(Entries with figure data)
○ ○ ○

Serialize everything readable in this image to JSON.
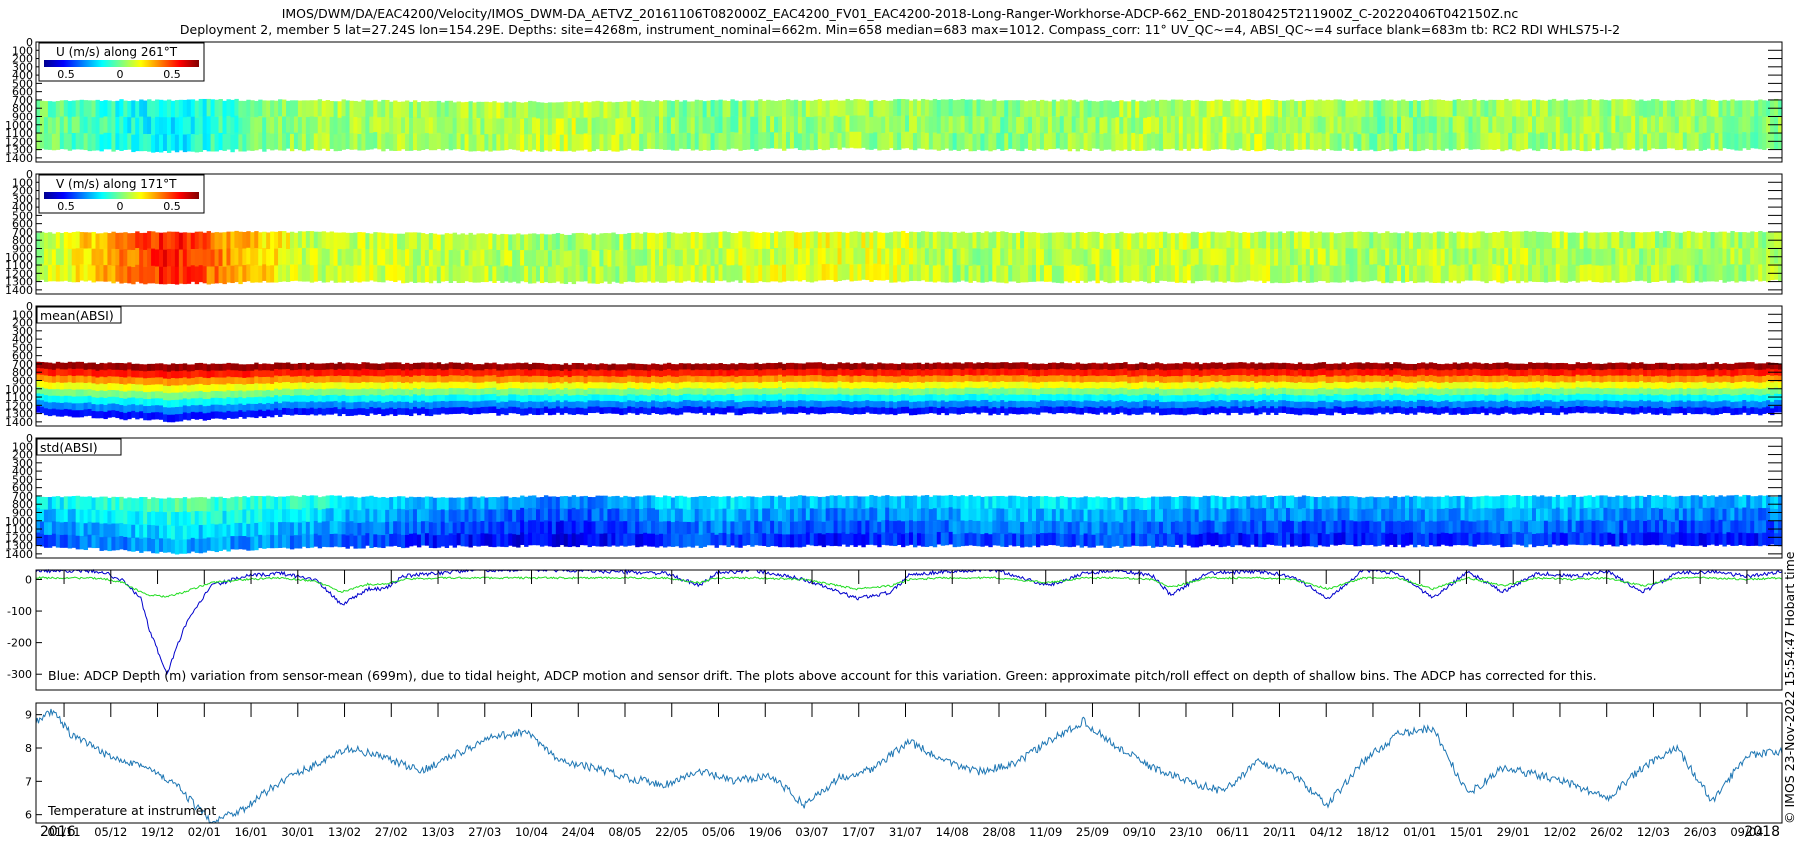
{
  "header": {
    "title": "IMOS/DWM/DA/EAC4200/Velocity/IMOS_DWM-DA_AETVZ_20161106T082000Z_EAC4200_FV01_EAC4200-2018-Long-Ranger-Workhorse-ADCP-662_END-20180425T211900Z_C-20220406T042150Z.nc",
    "subtitle": "Deployment 2, member 5 lat=27.24S lon=154.29E. Depths: site=4268m, instrument_nominal=662m. Min=658 median=683 max=1012. Compass_corr: 11° UV_QC~=4, ABSI_QC~=4 surface blank=683m tb: RC2 RDI WHLS75-I-2"
  },
  "copyright": "© IMOS 23-Nov-2022 15:54:47 Hobart time",
  "colors": {
    "depth_series": "#0000cc",
    "pitch_roll_series": "#22dd22",
    "temperature_series": "#1f77b4"
  },
  "chart_data": [
    {
      "type": "heatmap",
      "panel": "u_velocity",
      "legend_label": "U (m/s) along 261°T",
      "colorbar_ticks": [
        "0.5",
        "0",
        "0.5"
      ],
      "y_ticks": [
        "0",
        "100",
        "200",
        "300",
        "400",
        "500",
        "600",
        "700",
        "800",
        "900",
        "1000",
        "1100",
        "1200",
        "1300",
        "1400"
      ],
      "ylim": [
        0,
        1450
      ],
      "y_reversed": true,
      "data_top_depth": [
        710,
        700,
        700,
        720,
        725,
        705,
        700,
        700,
        710,
        700,
        705,
        700,
        700,
        700
      ],
      "data_bottom_depth": [
        1290,
        1320,
        1300,
        1300,
        1310,
        1300,
        1290,
        1300,
        1300,
        1300,
        1300,
        1300,
        1300,
        1290
      ],
      "colormap": "jet",
      "value_range": [
        -0.7,
        0.7
      ],
      "mean_value_by_time": [
        0.0,
        -0.2,
        0.05,
        0.05,
        0.1,
        0.0,
        0.05,
        0.0,
        0.05,
        0.1,
        0.0,
        0.05,
        0.05,
        0.0
      ]
    },
    {
      "type": "heatmap",
      "panel": "v_velocity",
      "legend_label": "V (m/s) along 171°T",
      "colorbar_ticks": [
        "0.5",
        "0",
        "0.5"
      ],
      "y_ticks": [
        "0",
        "100",
        "200",
        "300",
        "400",
        "500",
        "600",
        "700",
        "800",
        "900",
        "1000",
        "1100",
        "1200",
        "1300",
        "1400"
      ],
      "ylim": [
        0,
        1450
      ],
      "y_reversed": true,
      "data_top_depth": [
        710,
        700,
        700,
        720,
        725,
        705,
        700,
        700,
        710,
        700,
        705,
        700,
        700,
        700
      ],
      "data_bottom_depth": [
        1290,
        1320,
        1300,
        1300,
        1310,
        1300,
        1290,
        1300,
        1300,
        1300,
        1300,
        1300,
        1300,
        1290
      ],
      "colormap": "jet",
      "value_range": [
        -0.7,
        0.7
      ],
      "mean_value_by_time": [
        0.05,
        0.5,
        0.1,
        0.1,
        0.05,
        0.1,
        0.15,
        0.05,
        0.1,
        0.1,
        0.05,
        0.1,
        0.05,
        0.05
      ]
    },
    {
      "type": "heatmap",
      "panel": "mean_absi",
      "legend_label": "mean(ABSI)",
      "y_ticks": [
        "0",
        "100",
        "200",
        "300",
        "400",
        "500",
        "600",
        "700",
        "800",
        "900",
        "1000",
        "1100",
        "1200",
        "1300",
        "1400"
      ],
      "ylim": [
        0,
        1450
      ],
      "y_reversed": true,
      "data_top_depth": [
        680,
        700,
        690,
        690,
        700,
        695,
        690,
        690,
        690,
        690,
        690,
        690,
        690,
        690
      ],
      "data_bottom_depth": [
        1300,
        1390,
        1310,
        1310,
        1300,
        1300,
        1300,
        1300,
        1300,
        1300,
        1300,
        1300,
        1300,
        1300
      ],
      "colormap": "jet",
      "profile_note": "high at top of profile decreasing with depth"
    },
    {
      "type": "heatmap",
      "panel": "std_absi",
      "legend_label": "std(ABSI)",
      "y_ticks": [
        "0",
        "100",
        "200",
        "300",
        "400",
        "500",
        "600",
        "700",
        "800",
        "900",
        "1000",
        "1100",
        "1200",
        "1300",
        "1400"
      ],
      "ylim": [
        0,
        1450
      ],
      "y_reversed": true,
      "data_top_depth": [
        700,
        730,
        700,
        720,
        700,
        710,
        700,
        700,
        720,
        700,
        710,
        700,
        700,
        700
      ],
      "data_bottom_depth": [
        1300,
        1390,
        1320,
        1310,
        1300,
        1310,
        1300,
        1300,
        1310,
        1300,
        1300,
        1300,
        1300,
        1300
      ],
      "colormap": "jet",
      "mean_level_by_time": [
        0.35,
        0.45,
        0.4,
        0.3,
        0.25,
        0.35,
        0.3,
        0.35,
        0.35,
        0.3,
        0.3,
        0.35,
        0.3,
        0.3
      ]
    },
    {
      "type": "line",
      "panel": "depth_variation",
      "annotation": "Blue: ADCP Depth (m) variation from sensor-mean (699m), due to tidal height, ADCP motion and sensor drift. The plots above account for this variation. Green: approximate pitch/roll effect on depth of shallow bins. The ADCP has corrected for this.",
      "y_ticks": [
        "0",
        "-100",
        "-200",
        "-300"
      ],
      "y_tick_values": [
        0,
        -100,
        -200,
        -300
      ],
      "ylim": [
        -350,
        30
      ],
      "x": [
        0,
        0.02,
        0.038,
        0.05,
        0.06,
        0.065,
        0.075,
        0.085,
        0.1,
        0.12,
        0.14,
        0.16,
        0.175,
        0.19,
        0.2,
        0.21,
        0.23,
        0.25,
        0.27,
        0.3,
        0.33,
        0.36,
        0.38,
        0.39,
        0.41,
        0.44,
        0.47,
        0.49,
        0.5,
        0.52,
        0.55,
        0.58,
        0.6,
        0.62,
        0.64,
        0.65,
        0.67,
        0.7,
        0.72,
        0.74,
        0.76,
        0.78,
        0.8,
        0.82,
        0.84,
        0.86,
        0.88,
        0.9,
        0.92,
        0.94,
        0.96,
        0.98,
        1.0
      ],
      "series": [
        {
          "values": [
            28,
            28,
            25,
            -5,
            -60,
            -160,
            -300,
            -150,
            -20,
            10,
            20,
            0,
            -80,
            -30,
            -30,
            10,
            20,
            30,
            30,
            30,
            25,
            20,
            -20,
            20,
            30,
            0,
            -60,
            -40,
            15,
            25,
            30,
            -20,
            20,
            30,
            10,
            -50,
            20,
            25,
            10,
            -60,
            30,
            20,
            -60,
            25,
            -40,
            20,
            10,
            25,
            -40,
            20,
            25,
            10,
            25
          ]
        },
        {
          "values": [
            5,
            5,
            3,
            -10,
            -40,
            -50,
            -55,
            -40,
            -10,
            0,
            5,
            -5,
            -40,
            -15,
            -15,
            0,
            5,
            5,
            5,
            5,
            5,
            5,
            -10,
            5,
            5,
            0,
            -30,
            -20,
            0,
            5,
            5,
            -10,
            5,
            5,
            0,
            -25,
            5,
            5,
            0,
            -30,
            5,
            5,
            -30,
            5,
            -20,
            5,
            0,
            5,
            -20,
            5,
            5,
            0,
            5
          ]
        }
      ]
    },
    {
      "type": "line",
      "panel": "temperature",
      "annotation": "Temperature at instrument",
      "y_ticks": [
        "9",
        "8",
        "7",
        "6"
      ],
      "y_tick_values": [
        9,
        8,
        7,
        6
      ],
      "ylim": [
        5.75,
        9.35
      ],
      "x": [
        0,
        0.01,
        0.02,
        0.04,
        0.06,
        0.08,
        0.1,
        0.12,
        0.14,
        0.16,
        0.18,
        0.2,
        0.22,
        0.24,
        0.26,
        0.28,
        0.3,
        0.32,
        0.34,
        0.36,
        0.38,
        0.4,
        0.42,
        0.44,
        0.46,
        0.48,
        0.5,
        0.52,
        0.54,
        0.56,
        0.58,
        0.6,
        0.62,
        0.64,
        0.66,
        0.68,
        0.7,
        0.72,
        0.74,
        0.76,
        0.78,
        0.8,
        0.82,
        0.84,
        0.86,
        0.88,
        0.9,
        0.92,
        0.94,
        0.96,
        0.98,
        1.0
      ],
      "series": [
        {
          "values": [
            8.8,
            9.1,
            8.4,
            7.8,
            7.5,
            6.9,
            5.8,
            6.2,
            7.0,
            7.5,
            8.0,
            7.7,
            7.3,
            7.8,
            8.3,
            8.5,
            7.6,
            7.4,
            7.1,
            6.9,
            7.3,
            7.0,
            7.2,
            6.3,
            7.1,
            7.4,
            8.2,
            7.6,
            7.3,
            7.5,
            8.2,
            8.8,
            8.0,
            7.4,
            7.0,
            6.7,
            7.6,
            7.2,
            6.3,
            7.6,
            8.4,
            8.6,
            6.6,
            7.4,
            7.2,
            6.9,
            6.5,
            7.4,
            8.0,
            6.4,
            7.8,
            7.9
          ]
        }
      ]
    }
  ],
  "x_axis": {
    "labels": [
      "01/11",
      "05/12",
      "19/12",
      "02/01",
      "16/01",
      "30/01",
      "13/02",
      "27/02",
      "13/03",
      "27/03",
      "10/04",
      "24/04",
      "08/05",
      "22/05",
      "05/06",
      "19/06",
      "03/07",
      "17/07",
      "31/07",
      "14/08",
      "28/08",
      "11/09",
      "25/09",
      "09/10",
      "23/10",
      "06/11",
      "20/11",
      "04/12",
      "18/12",
      "01/01",
      "15/01",
      "29/01",
      "12/02",
      "26/02",
      "12/03",
      "26/03",
      "09/04"
    ],
    "year_start": "2016",
    "year_end": "2018"
  }
}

○ ○ ○

[Work to be completed]:
Isolate the lines that hold the word "annotation" and copy all of them.

[Response]:
      "annotation": "Blue: ADCP Depth (m) variation from sensor-mean (699m), due to tidal height, ADCP motion and sensor drift. The plots above account for this variation. Green: approximate pitch/roll effect on depth of shallow bins. The ADCP has corrected for this.",
      "annotation": "Temperature at instrument",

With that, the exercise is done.